____ RAW DATA
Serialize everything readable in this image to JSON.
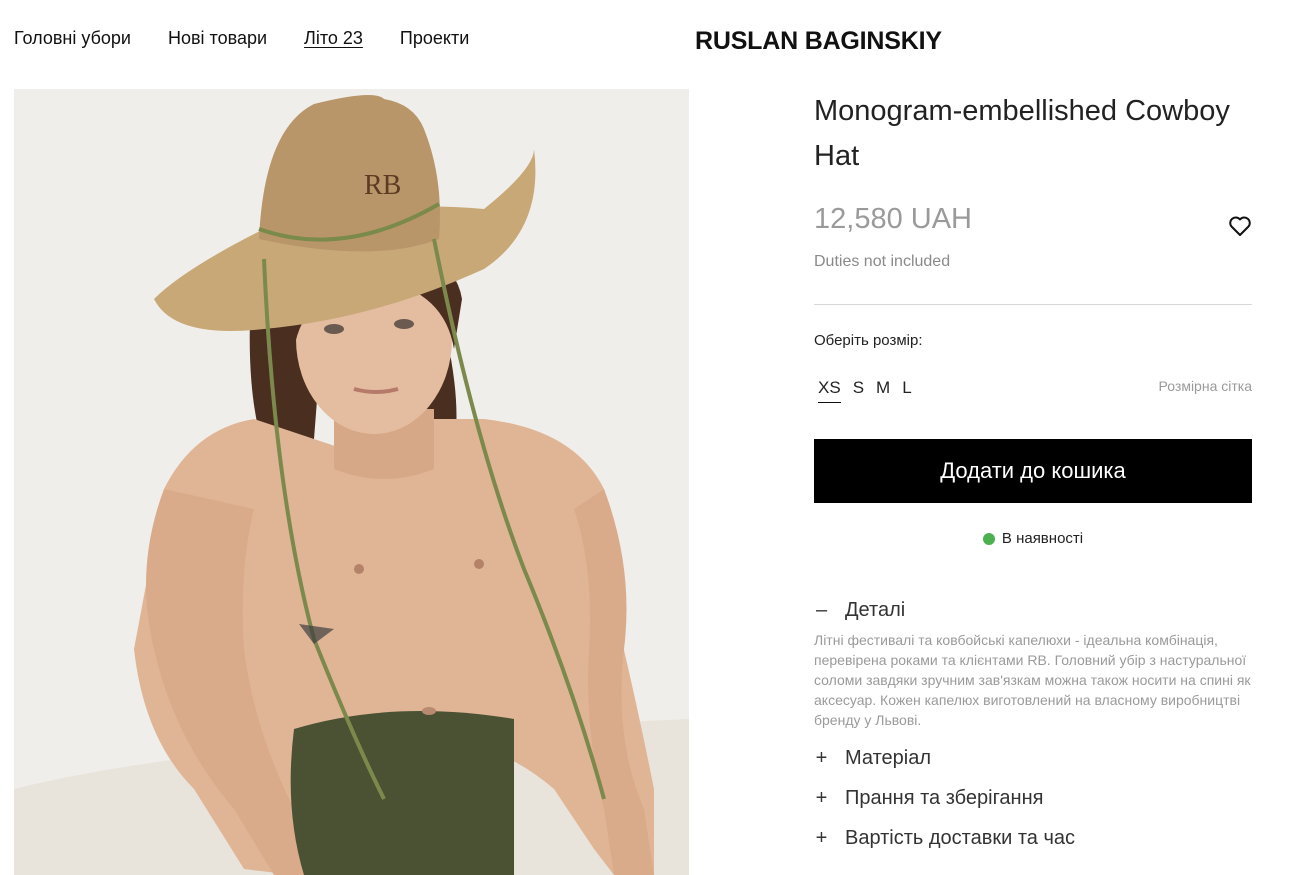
{
  "nav": {
    "items": [
      {
        "label": "Головні убори",
        "active": false
      },
      {
        "label": "Нові товари",
        "active": false
      },
      {
        "label": "Літо 23",
        "active": true
      },
      {
        "label": "Проекти",
        "active": false
      }
    ]
  },
  "brand": {
    "logo_text": "RUSLAN BAGINSKIY"
  },
  "product": {
    "image_icon": "product-photo",
    "title": "Monogram-embellished Cowboy Hat",
    "price": "12,580 UAH",
    "duties": "Duties not included",
    "wishlist_icon": "heart-icon",
    "size_label": "Оберіть розмір:",
    "sizes": [
      "XS",
      "S",
      "M",
      "L"
    ],
    "selected_size": "XS",
    "size_guide": "Розмірна сітка",
    "add_to_cart": "Додати до кошика",
    "stock_status": "В наявності",
    "stock_color": "#4caf50"
  },
  "accordion": {
    "details": {
      "label": "Деталі",
      "icon": "minus-icon",
      "text": "Літні фестивалі та ковбойські капелюхи - ідеальна комбінація, перевірена роками та клієнтами RB. Головний убір з настуральної соломи завдяки зручним зав'язкам можна також носити на спині як аксесуар. Кожен капелюх виготовлений на власному виробництві бренду у Львові."
    },
    "material": {
      "label": "Матеріал",
      "icon": "plus-icon"
    },
    "care": {
      "label": "Прання та зберігання",
      "icon": "plus-icon"
    },
    "delivery": {
      "label": "Вартість доставки та час",
      "icon": "plus-icon"
    }
  }
}
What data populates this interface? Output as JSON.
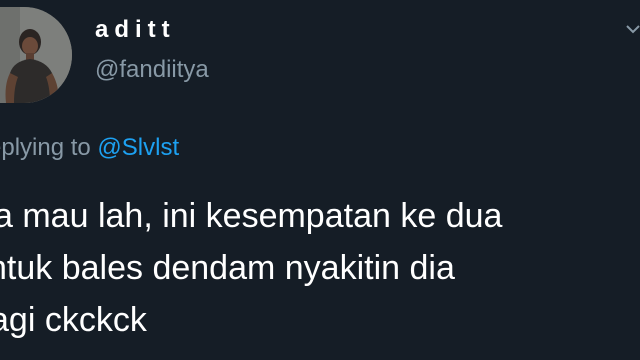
{
  "author": {
    "display_name": "aditt",
    "handle": "@fandiitya",
    "avatar_icon": "user-photo-avatar"
  },
  "reply": {
    "prefix": "eplying to",
    "mention": "@Slvlst"
  },
  "tweet": {
    "lines": [
      "a mau lah, ini kesempatan ke dua",
      "ntuk bales dendam nyakitin dia",
      "agi ckckck"
    ]
  },
  "colors": {
    "background": "#151d26",
    "text_primary": "#ffffff",
    "text_secondary": "#8899a6",
    "link": "#1da1f2"
  },
  "icons": {
    "menu": "chevron-down-icon"
  }
}
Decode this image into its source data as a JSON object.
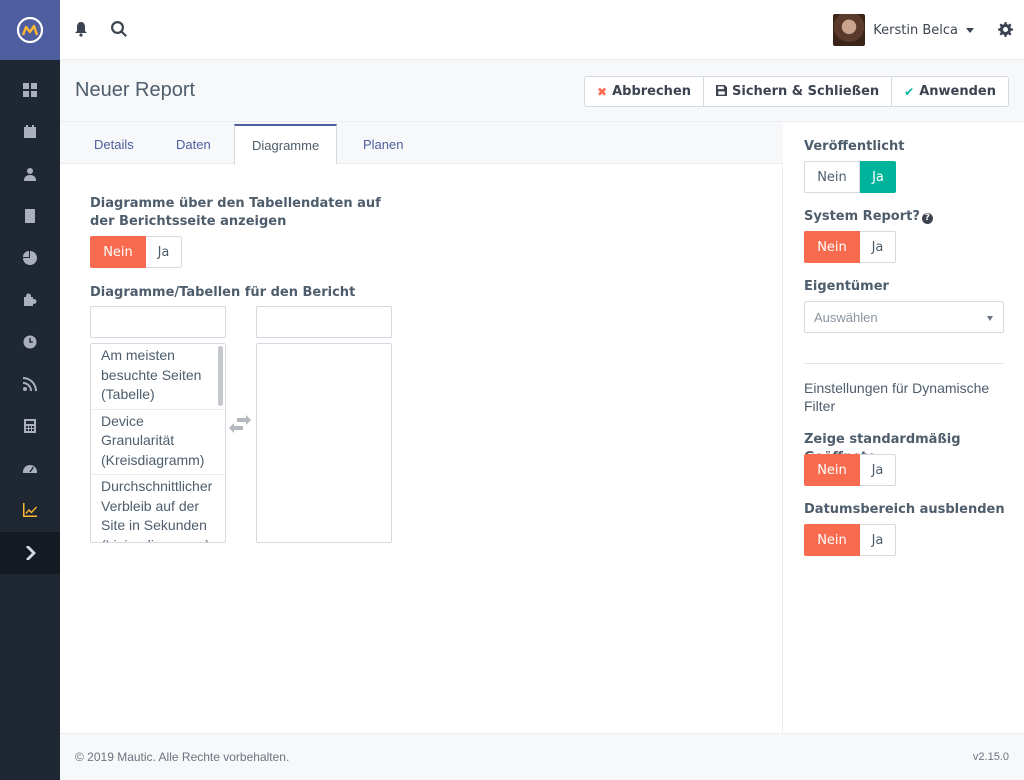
{
  "topbar": {
    "user_name": "Kerstin Belca"
  },
  "page": {
    "title": "Neuer Report",
    "buttons": {
      "cancel": "Abbrechen",
      "save_close": "Sichern & Schließen",
      "apply": "Anwenden"
    }
  },
  "tabs": [
    "Details",
    "Daten",
    "Diagramme",
    "Planen"
  ],
  "active_tab": "Diagramme",
  "main": {
    "show_charts_label": "Diagramme über den Tabellendaten auf der Berichtsseite anzeigen",
    "show_charts_toggle": {
      "no": "Nein",
      "yes": "Ja",
      "selected": "Nein"
    },
    "charts_label": "Diagramme/Tabellen für den Bericht",
    "available_items": [
      "Am meisten besuchte Seiten (Tabelle)",
      "Device Granularität (Kreisdiagramm)",
      "Durchschnittlicher Verbleib auf der Site in Sekunden (Liniendiagramm)"
    ],
    "selected_items": []
  },
  "right": {
    "published_label": "Veröffentlicht",
    "published_toggle": {
      "no": "Nein",
      "yes": "Ja",
      "selected": "Ja"
    },
    "system_report_label": "System Report?",
    "system_report_toggle": {
      "no": "Nein",
      "yes": "Ja",
      "selected": "Nein"
    },
    "owner_label": "Eigentümer",
    "owner_placeholder": "Auswählen",
    "dynamic_filter_heading": "Einstellungen für Dynamische Filter",
    "show_open_label": "Zeige standardmäßig Geöffnete",
    "show_open_toggle": {
      "no": "Nein",
      "yes": "Ja",
      "selected": "Nein"
    },
    "hide_date_label": "Datumsbereich ausblenden",
    "hide_date_toggle": {
      "no": "Nein",
      "yes": "Ja",
      "selected": "Nein"
    }
  },
  "footer": {
    "copyright": "© 2019 Mautic. Alle Rechte vorbehalten.",
    "version": "v2.15.0"
  },
  "colors": {
    "accent": "#4e5e9e",
    "danger": "#f86b4f",
    "success": "#00b49c",
    "sidebar": "#1f2733",
    "active_nav": "#fdb933"
  },
  "sidebar_icons": [
    "dashboard-icon",
    "calendar-icon",
    "contacts-icon",
    "companies-icon",
    "segments-icon",
    "components-icon",
    "campaigns-icon",
    "channels-icon",
    "points-icon",
    "stages-icon",
    "reports-icon"
  ]
}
________
• GOAL
Working from the material above, transcribe it exactly while omitting pictures.

• CORRECT OUTPUT
Serialize everything readable in this image to JSON.
{
  "nav": {
    "items": [
      {
        "label": "Головні убори",
        "active": false
      },
      {
        "label": "Нові товари",
        "active": false
      },
      {
        "label": "Літо 23",
        "active": true
      },
      {
        "label": "Проекти",
        "active": false
      }
    ]
  },
  "brand": {
    "logo_text": "RUSLAN BAGINSKIY"
  },
  "product": {
    "image_icon": "product-photo",
    "title": "Monogram-embellished Cowboy Hat",
    "price": "12,580 UAH",
    "duties": "Duties not included",
    "wishlist_icon": "heart-icon",
    "size_label": "Оберіть розмір:",
    "sizes": [
      "XS",
      "S",
      "M",
      "L"
    ],
    "selected_size": "XS",
    "size_guide": "Розмірна сітка",
    "add_to_cart": "Додати до кошика",
    "stock_status": "В наявності",
    "stock_color": "#4caf50"
  },
  "accordion": {
    "details": {
      "label": "Деталі",
      "icon": "minus-icon",
      "text": "Літні фестивалі та ковбойські капелюхи - ідеальна комбінація, перевірена роками та клієнтами RB. Головний убір з настуральної соломи завдяки зручним зав'язкам можна також носити на спині як аксесуар. Кожен капелюх виготовлений на власному виробництві бренду у Львові."
    },
    "material": {
      "label": "Матеріал",
      "icon": "plus-icon"
    },
    "care": {
      "label": "Прання та зберігання",
      "icon": "plus-icon"
    },
    "delivery": {
      "label": "Вартість доставки та час",
      "icon": "plus-icon"
    }
  }
}
What data populates this interface? Output as JSON.
{
  "author": {
    "display_name": "aditt",
    "handle": "@fandiitya",
    "avatar_icon": "user-photo-avatar"
  },
  "reply": {
    "prefix": "eplying to",
    "mention": "@Slvlst"
  },
  "tweet": {
    "lines": [
      "a mau lah, ini kesempatan ke dua",
      "ntuk bales dendam nyakitin dia",
      "agi ckckck"
    ]
  },
  "colors": {
    "background": "#151d26",
    "text_primary": "#ffffff",
    "text_secondary": "#8899a6",
    "link": "#1da1f2"
  },
  "icons": {
    "menu": "chevron-down-icon"
  }
}
Decode this image into its source data as a JSON object.
{
  "topbar": {
    "user_name": "Kerstin Belca"
  },
  "page": {
    "title": "Neuer Report",
    "buttons": {
      "cancel": "Abbrechen",
      "save_close": "Sichern & Schließen",
      "apply": "Anwenden"
    }
  },
  "tabs": [
    "Details",
    "Daten",
    "Diagramme",
    "Planen"
  ],
  "active_tab": "Diagramme",
  "main": {
    "show_charts_label": "Diagramme über den Tabellendaten auf der Berichtsseite anzeigen",
    "show_charts_toggle": {
      "no": "Nein",
      "yes": "Ja",
      "selected": "Nein"
    },
    "charts_label": "Diagramme/Tabellen für den Bericht",
    "available_items": [
      "Am meisten besuchte Seiten (Tabelle)",
      "Device Granularität (Kreisdiagramm)",
      "Durchschnittlicher Verbleib auf der Site in Sekunden (Liniendiagramm)"
    ],
    "selected_items": []
  },
  "right": {
    "published_label": "Veröffentlicht",
    "published_toggle": {
      "no": "Nein",
      "yes": "Ja",
      "selected": "Ja"
    },
    "system_report_label": "System Report?",
    "system_report_toggle": {
      "no": "Nein",
      "yes": "Ja",
      "selected": "Nein"
    },
    "owner_label": "Eigentümer",
    "owner_placeholder": "Auswählen",
    "dynamic_filter_heading": "Einstellungen für Dynamische Filter",
    "show_open_label": "Zeige standardmäßig Geöffnete",
    "show_open_toggle": {
      "no": "Nein",
      "yes": "Ja",
      "selected": "Nein"
    },
    "hide_date_label": "Datumsbereich ausblenden",
    "hide_date_toggle": {
      "no": "Nein",
      "yes": "Ja",
      "selected": "Nein"
    }
  },
  "footer": {
    "copyright": "© 2019 Mautic. Alle Rechte vorbehalten.",
    "version": "v2.15.0"
  },
  "colors": {
    "accent": "#4e5e9e",
    "danger": "#f86b4f",
    "success": "#00b49c",
    "sidebar": "#1f2733",
    "active_nav": "#fdb933"
  },
  "sidebar_icons": [
    "dashboard-icon",
    "calendar-icon",
    "contacts-icon",
    "companies-icon",
    "segments-icon",
    "components-icon",
    "campaigns-icon",
    "channels-icon",
    "points-icon",
    "stages-icon",
    "reports-icon"
  ]
}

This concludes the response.